_Written exercise_:
Pick out each line containing the string "logo".

_Records shown_:
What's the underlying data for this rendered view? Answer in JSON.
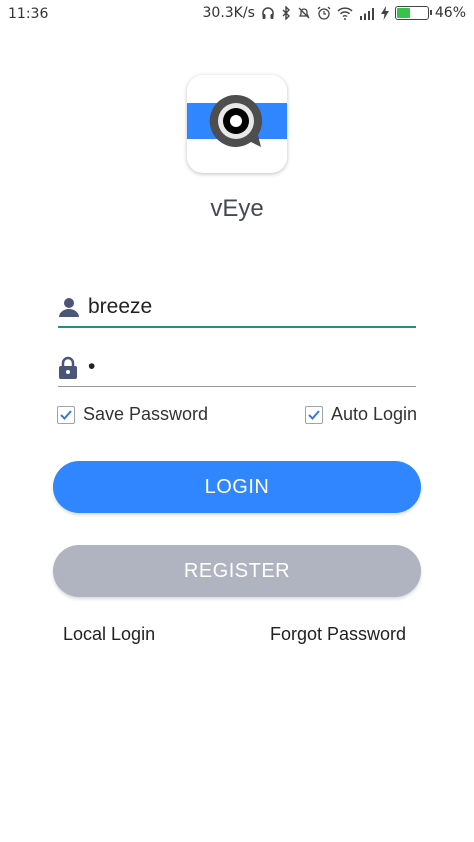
{
  "status_bar": {
    "time": "11:36",
    "net_speed": "30.3K/s",
    "battery_percent": "46%",
    "battery_level": 0.46,
    "icons": [
      "headphones-icon",
      "bluetooth-icon",
      "mute-icon",
      "alarm-icon",
      "wifi-icon",
      "signal-icon",
      "charging-icon",
      "battery-icon"
    ]
  },
  "app": {
    "name": "vEye",
    "logo_icon": "camera-logo-icon"
  },
  "form": {
    "username_value": "breeze",
    "password_value": "•",
    "username_icon": "user-icon",
    "password_icon": "lock-icon"
  },
  "options": {
    "save_password_label": "Save Password",
    "save_password_checked": true,
    "auto_login_label": "Auto Login",
    "auto_login_checked": true
  },
  "buttons": {
    "login_label": "LOGIN",
    "register_label": "REGISTER"
  },
  "links": {
    "local_login": "Local Login",
    "forgot_password": "Forgot Password"
  },
  "colors": {
    "primary": "#2f86ff",
    "register": "#b0b4c0",
    "username_underline": "#1f8f7e",
    "icon": "#4a5578",
    "battery": "#37c34b"
  }
}
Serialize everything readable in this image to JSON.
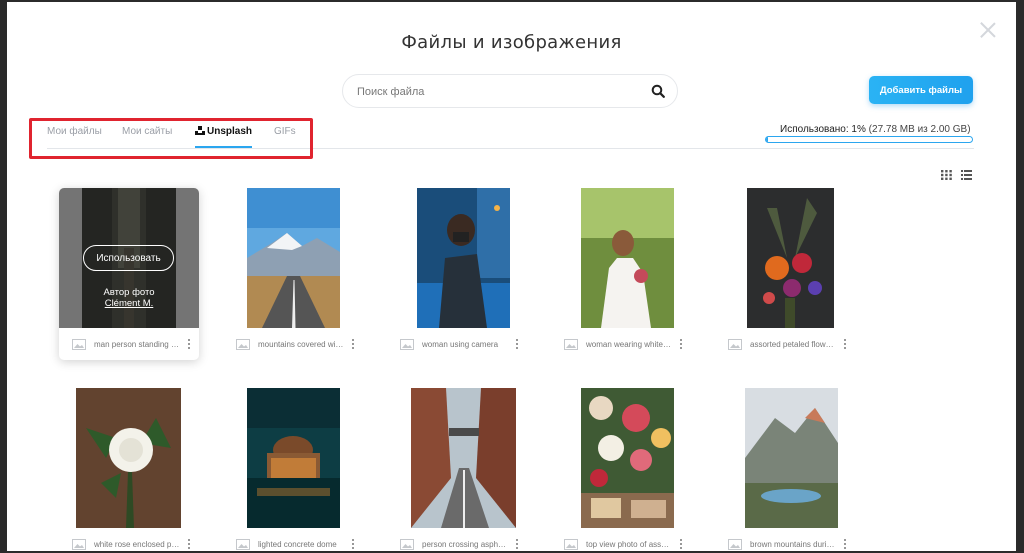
{
  "modal": {
    "title": "Файлы и изображения",
    "close_icon": "close-icon"
  },
  "search": {
    "placeholder": "Поиск файла",
    "value": "",
    "icon": "search-icon"
  },
  "add_button": {
    "label": "Добавить файлы"
  },
  "tabs": [
    {
      "label": "Мои файлы",
      "active": false
    },
    {
      "label": "Мои сайты",
      "active": false
    },
    {
      "label": "Unsplash",
      "active": true,
      "icon": "unsplash-logo-icon"
    },
    {
      "label": "GIFs",
      "active": false
    }
  ],
  "storage": {
    "label": "Использовано: 1%",
    "detail": "(27.78 MB из 2.00 GB)",
    "used_percent": 1
  },
  "view_toggle": {
    "grid_icon": "grid-view-icon",
    "list_icon": "list-view-icon"
  },
  "colors": {
    "accent": "#2ba6ef",
    "highlight": "#e0242f"
  },
  "hover_card": {
    "use_label": "Использовать",
    "author_label": "Автор фото",
    "author_name": "Clément M."
  },
  "images": [
    {
      "caption": "man person standing in forest",
      "icon": "image-icon"
    },
    {
      "caption": "mountains covered with snow",
      "icon": "image-icon"
    },
    {
      "caption": "woman using camera",
      "icon": "image-icon"
    },
    {
      "caption": "woman wearing white dress",
      "icon": "image-icon"
    },
    {
      "caption": "assorted petaled flowers",
      "icon": "image-icon"
    },
    {
      "caption": "white rose enclosed photo",
      "icon": "image-icon"
    },
    {
      "caption": "lighted concrete dome",
      "icon": "image-icon"
    },
    {
      "caption": "person crossing asphalt road",
      "icon": "image-icon"
    },
    {
      "caption": "top view photo of assorted flowers",
      "icon": "image-icon"
    },
    {
      "caption": "brown mountains during daytime",
      "icon": "image-icon"
    }
  ]
}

_In response_:
    "logo_icon": "camera-logo-icon"
      "icon": "unsplash-logo-icon"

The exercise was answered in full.